_Working data_:
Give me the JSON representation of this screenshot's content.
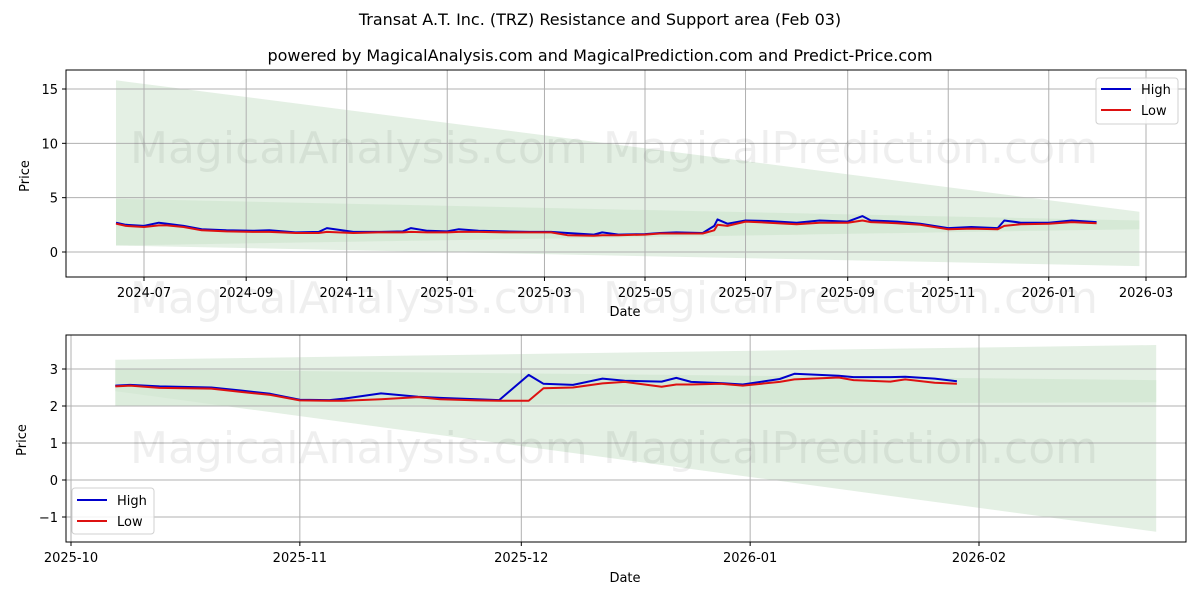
{
  "header": {
    "title": "Transat A.T. Inc. (TRZ) Resistance and Support area (Feb 03)",
    "subtitle": "powered by MagicalAnalysis.com and MagicalPrediction.com and Predict-Price.com"
  },
  "watermarks": [
    "MagicalAnalysis.com",
    "MagicalPrediction.com"
  ],
  "colors": {
    "high": "#0000cc",
    "low": "#dd1111",
    "band_light": "#e3efe3",
    "band_mid": "#d2e7d2",
    "band_dark": "#c3dfc3",
    "grid": "#b0b0b0"
  },
  "chart_data": [
    {
      "type": "line",
      "title": "Full history",
      "xlabel": "Date",
      "ylabel": "Price",
      "ylim": [
        -2.3,
        16.7
      ],
      "yticks": [
        0,
        5,
        10,
        15
      ],
      "xticks": [
        "2024-07",
        "2024-09",
        "2024-11",
        "2025-01",
        "2025-03",
        "2025-05",
        "2025-07",
        "2025-09",
        "2025-11",
        "2026-01",
        "2026-03"
      ],
      "grid": true,
      "legend": {
        "position": "upper right",
        "entries": [
          "High",
          "Low"
        ]
      },
      "x": [
        "2024-06-14",
        "2024-06-20",
        "2024-07-01",
        "2024-07-10",
        "2024-07-15",
        "2024-07-25",
        "2024-08-05",
        "2024-08-20",
        "2024-09-05",
        "2024-09-15",
        "2024-10-01",
        "2024-10-15",
        "2024-10-20",
        "2024-11-05",
        "2024-11-20",
        "2024-12-05",
        "2024-12-10",
        "2024-12-20",
        "2025-01-01",
        "2025-01-08",
        "2025-01-20",
        "2025-02-05",
        "2025-02-20",
        "2025-03-05",
        "2025-03-15",
        "2025-03-31",
        "2025-04-05",
        "2025-04-15",
        "2025-05-01",
        "2025-05-10",
        "2025-05-20",
        "2025-06-05",
        "2025-06-12",
        "2025-06-14",
        "2025-06-20",
        "2025-07-01",
        "2025-07-15",
        "2025-08-01",
        "2025-08-15",
        "2025-09-01",
        "2025-09-10",
        "2025-09-15",
        "2025-10-01",
        "2025-10-15",
        "2025-11-01",
        "2025-11-15",
        "2025-12-01",
        "2025-12-05",
        "2025-12-15",
        "2026-01-01",
        "2026-01-15",
        "2026-01-30"
      ],
      "series": [
        {
          "name": "High",
          "values": [
            2.7,
            2.5,
            2.4,
            2.7,
            2.6,
            2.4,
            2.1,
            2.0,
            1.95,
            2.0,
            1.8,
            1.85,
            2.2,
            1.85,
            1.85,
            1.9,
            2.2,
            1.95,
            1.9,
            2.1,
            1.95,
            1.9,
            1.85,
            1.85,
            1.75,
            1.6,
            1.8,
            1.6,
            1.65,
            1.75,
            1.8,
            1.75,
            2.4,
            3.0,
            2.6,
            2.9,
            2.85,
            2.7,
            2.9,
            2.8,
            3.3,
            2.9,
            2.8,
            2.6,
            2.2,
            2.3,
            2.2,
            2.9,
            2.7,
            2.7,
            2.9,
            2.75
          ]
        },
        {
          "name": "Low",
          "values": [
            2.6,
            2.4,
            2.3,
            2.45,
            2.45,
            2.3,
            2.0,
            1.9,
            1.85,
            1.85,
            1.75,
            1.75,
            1.85,
            1.75,
            1.8,
            1.8,
            1.85,
            1.8,
            1.8,
            1.85,
            1.85,
            1.8,
            1.8,
            1.8,
            1.55,
            1.5,
            1.55,
            1.55,
            1.6,
            1.7,
            1.7,
            1.7,
            2.0,
            2.5,
            2.4,
            2.8,
            2.7,
            2.55,
            2.7,
            2.7,
            2.9,
            2.75,
            2.65,
            2.5,
            2.1,
            2.15,
            2.1,
            2.4,
            2.55,
            2.6,
            2.75,
            2.65
          ]
        }
      ],
      "bands": [
        {
          "name": "outer",
          "start": "2024-06-14",
          "end": "2026-02-25",
          "top_start": 15.8,
          "top_end": 3.7,
          "bottom_start": 0.6,
          "bottom_end": -1.3
        },
        {
          "name": "inner",
          "start": "2024-06-14",
          "end": "2026-02-25",
          "top_start": 4.9,
          "top_end": 2.9,
          "bottom_start": 0.6,
          "bottom_end": 2.1
        }
      ]
    },
    {
      "type": "line",
      "title": "Recent zoom",
      "xlabel": "Date",
      "ylabel": "Price",
      "ylim": [
        -1.68,
        3.92
      ],
      "yticks": [
        -1,
        0,
        1,
        2,
        3
      ],
      "xticks": [
        "2025-10",
        "2025-11",
        "2025-12",
        "2026-01",
        "2026-02"
      ],
      "grid": true,
      "legend": {
        "position": "lower left",
        "entries": [
          "High",
          "Low"
        ]
      },
      "x": [
        "2025-10-07",
        "2025-10-09",
        "2025-10-13",
        "2025-10-20",
        "2025-10-24",
        "2025-10-28",
        "2025-11-01",
        "2025-11-05",
        "2025-11-07",
        "2025-11-12",
        "2025-11-17",
        "2025-11-20",
        "2025-11-25",
        "2025-11-28",
        "2025-12-02",
        "2025-12-04",
        "2025-12-08",
        "2025-12-12",
        "2025-12-15",
        "2025-12-20",
        "2025-12-22",
        "2025-12-24",
        "2025-12-28",
        "2025-12-31",
        "2026-01-05",
        "2026-01-07",
        "2026-01-13",
        "2026-01-15",
        "2026-01-20",
        "2026-01-22",
        "2026-01-26",
        "2026-01-29"
      ],
      "series": [
        {
          "name": "High",
          "values": [
            2.55,
            2.57,
            2.53,
            2.5,
            2.42,
            2.33,
            2.17,
            2.16,
            2.2,
            2.34,
            2.25,
            2.22,
            2.18,
            2.16,
            2.84,
            2.6,
            2.57,
            2.74,
            2.68,
            2.66,
            2.76,
            2.65,
            2.62,
            2.58,
            2.73,
            2.87,
            2.82,
            2.78,
            2.78,
            2.79,
            2.74,
            2.67
          ]
        },
        {
          "name": "Low",
          "values": [
            2.53,
            2.55,
            2.49,
            2.47,
            2.38,
            2.3,
            2.15,
            2.14,
            2.14,
            2.18,
            2.24,
            2.18,
            2.15,
            2.14,
            2.14,
            2.48,
            2.5,
            2.61,
            2.65,
            2.52,
            2.58,
            2.58,
            2.6,
            2.55,
            2.65,
            2.72,
            2.77,
            2.7,
            2.66,
            2.72,
            2.63,
            2.6
          ]
        }
      ],
      "bands": [
        {
          "name": "outer",
          "start": "2025-10-07",
          "end": "2026-02-25",
          "top_start": 3.25,
          "top_end": 3.65,
          "bottom_start": 2.4,
          "bottom_end": -1.4
        },
        {
          "name": "inner",
          "start": "2025-10-07",
          "end": "2026-02-25",
          "top_start": 3.0,
          "top_end": 2.7,
          "bottom_start": 2.0,
          "bottom_end": 2.1
        }
      ]
    }
  ]
}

_Objective_:
Repeat the data exactly, dropping every picture it holds.

_Response_:
Give me the JSON representation of this screenshot's content.
{
  "header": {
    "title": "Transat A.T. Inc. (TRZ) Resistance and Support area (Feb 03)",
    "subtitle": "powered by MagicalAnalysis.com and MagicalPrediction.com and Predict-Price.com"
  },
  "watermarks": [
    "MagicalAnalysis.com",
    "MagicalPrediction.com"
  ],
  "colors": {
    "high": "#0000cc",
    "low": "#dd1111",
    "band_light": "#e3efe3",
    "band_mid": "#d2e7d2",
    "band_dark": "#c3dfc3",
    "grid": "#b0b0b0"
  },
  "chart_data": [
    {
      "type": "line",
      "title": "Full history",
      "xlabel": "Date",
      "ylabel": "Price",
      "ylim": [
        -2.3,
        16.7
      ],
      "yticks": [
        0,
        5,
        10,
        15
      ],
      "xticks": [
        "2024-07",
        "2024-09",
        "2024-11",
        "2025-01",
        "2025-03",
        "2025-05",
        "2025-07",
        "2025-09",
        "2025-11",
        "2026-01",
        "2026-03"
      ],
      "grid": true,
      "legend": {
        "position": "upper right",
        "entries": [
          "High",
          "Low"
        ]
      },
      "x": [
        "2024-06-14",
        "2024-06-20",
        "2024-07-01",
        "2024-07-10",
        "2024-07-15",
        "2024-07-25",
        "2024-08-05",
        "2024-08-20",
        "2024-09-05",
        "2024-09-15",
        "2024-10-01",
        "2024-10-15",
        "2024-10-20",
        "2024-11-05",
        "2024-11-20",
        "2024-12-05",
        "2024-12-10",
        "2024-12-20",
        "2025-01-01",
        "2025-01-08",
        "2025-01-20",
        "2025-02-05",
        "2025-02-20",
        "2025-03-05",
        "2025-03-15",
        "2025-03-31",
        "2025-04-05",
        "2025-04-15",
        "2025-05-01",
        "2025-05-10",
        "2025-05-20",
        "2025-06-05",
        "2025-06-12",
        "2025-06-14",
        "2025-06-20",
        "2025-07-01",
        "2025-07-15",
        "2025-08-01",
        "2025-08-15",
        "2025-09-01",
        "2025-09-10",
        "2025-09-15",
        "2025-10-01",
        "2025-10-15",
        "2025-11-01",
        "2025-11-15",
        "2025-12-01",
        "2025-12-05",
        "2025-12-15",
        "2026-01-01",
        "2026-01-15",
        "2026-01-30"
      ],
      "series": [
        {
          "name": "High",
          "values": [
            2.7,
            2.5,
            2.4,
            2.7,
            2.6,
            2.4,
            2.1,
            2.0,
            1.95,
            2.0,
            1.8,
            1.85,
            2.2,
            1.85,
            1.85,
            1.9,
            2.2,
            1.95,
            1.9,
            2.1,
            1.95,
            1.9,
            1.85,
            1.85,
            1.75,
            1.6,
            1.8,
            1.6,
            1.65,
            1.75,
            1.8,
            1.75,
            2.4,
            3.0,
            2.6,
            2.9,
            2.85,
            2.7,
            2.9,
            2.8,
            3.3,
            2.9,
            2.8,
            2.6,
            2.2,
            2.3,
            2.2,
            2.9,
            2.7,
            2.7,
            2.9,
            2.75
          ]
        },
        {
          "name": "Low",
          "values": [
            2.6,
            2.4,
            2.3,
            2.45,
            2.45,
            2.3,
            2.0,
            1.9,
            1.85,
            1.85,
            1.75,
            1.75,
            1.85,
            1.75,
            1.8,
            1.8,
            1.85,
            1.8,
            1.8,
            1.85,
            1.85,
            1.8,
            1.8,
            1.8,
            1.55,
            1.5,
            1.55,
            1.55,
            1.6,
            1.7,
            1.7,
            1.7,
            2.0,
            2.5,
            2.4,
            2.8,
            2.7,
            2.55,
            2.7,
            2.7,
            2.9,
            2.75,
            2.65,
            2.5,
            2.1,
            2.15,
            2.1,
            2.4,
            2.55,
            2.6,
            2.75,
            2.65
          ]
        }
      ],
      "bands": [
        {
          "name": "outer",
          "start": "2024-06-14",
          "end": "2026-02-25",
          "top_start": 15.8,
          "top_end": 3.7,
          "bottom_start": 0.6,
          "bottom_end": -1.3
        },
        {
          "name": "inner",
          "start": "2024-06-14",
          "end": "2026-02-25",
          "top_start": 4.9,
          "top_end": 2.9,
          "bottom_start": 0.6,
          "bottom_end": 2.1
        }
      ]
    },
    {
      "type": "line",
      "title": "Recent zoom",
      "xlabel": "Date",
      "ylabel": "Price",
      "ylim": [
        -1.68,
        3.92
      ],
      "yticks": [
        -1,
        0,
        1,
        2,
        3
      ],
      "xticks": [
        "2025-10",
        "2025-11",
        "2025-12",
        "2026-01",
        "2026-02"
      ],
      "grid": true,
      "legend": {
        "position": "lower left",
        "entries": [
          "High",
          "Low"
        ]
      },
      "x": [
        "2025-10-07",
        "2025-10-09",
        "2025-10-13",
        "2025-10-20",
        "2025-10-24",
        "2025-10-28",
        "2025-11-01",
        "2025-11-05",
        "2025-11-07",
        "2025-11-12",
        "2025-11-17",
        "2025-11-20",
        "2025-11-25",
        "2025-11-28",
        "2025-12-02",
        "2025-12-04",
        "2025-12-08",
        "2025-12-12",
        "2025-12-15",
        "2025-12-20",
        "2025-12-22",
        "2025-12-24",
        "2025-12-28",
        "2025-12-31",
        "2026-01-05",
        "2026-01-07",
        "2026-01-13",
        "2026-01-15",
        "2026-01-20",
        "2026-01-22",
        "2026-01-26",
        "2026-01-29"
      ],
      "series": [
        {
          "name": "High",
          "values": [
            2.55,
            2.57,
            2.53,
            2.5,
            2.42,
            2.33,
            2.17,
            2.16,
            2.2,
            2.34,
            2.25,
            2.22,
            2.18,
            2.16,
            2.84,
            2.6,
            2.57,
            2.74,
            2.68,
            2.66,
            2.76,
            2.65,
            2.62,
            2.58,
            2.73,
            2.87,
            2.82,
            2.78,
            2.78,
            2.79,
            2.74,
            2.67
          ]
        },
        {
          "name": "Low",
          "values": [
            2.53,
            2.55,
            2.49,
            2.47,
            2.38,
            2.3,
            2.15,
            2.14,
            2.14,
            2.18,
            2.24,
            2.18,
            2.15,
            2.14,
            2.14,
            2.48,
            2.5,
            2.61,
            2.65,
            2.52,
            2.58,
            2.58,
            2.6,
            2.55,
            2.65,
            2.72,
            2.77,
            2.7,
            2.66,
            2.72,
            2.63,
            2.6
          ]
        }
      ],
      "bands": [
        {
          "name": "outer",
          "start": "2025-10-07",
          "end": "2026-02-25",
          "top_start": 3.25,
          "top_end": 3.65,
          "bottom_start": 2.4,
          "bottom_end": -1.4
        },
        {
          "name": "inner",
          "start": "2025-10-07",
          "end": "2026-02-25",
          "top_start": 3.0,
          "top_end": 2.7,
          "bottom_start": 2.0,
          "bottom_end": 2.1
        }
      ]
    }
  ]
}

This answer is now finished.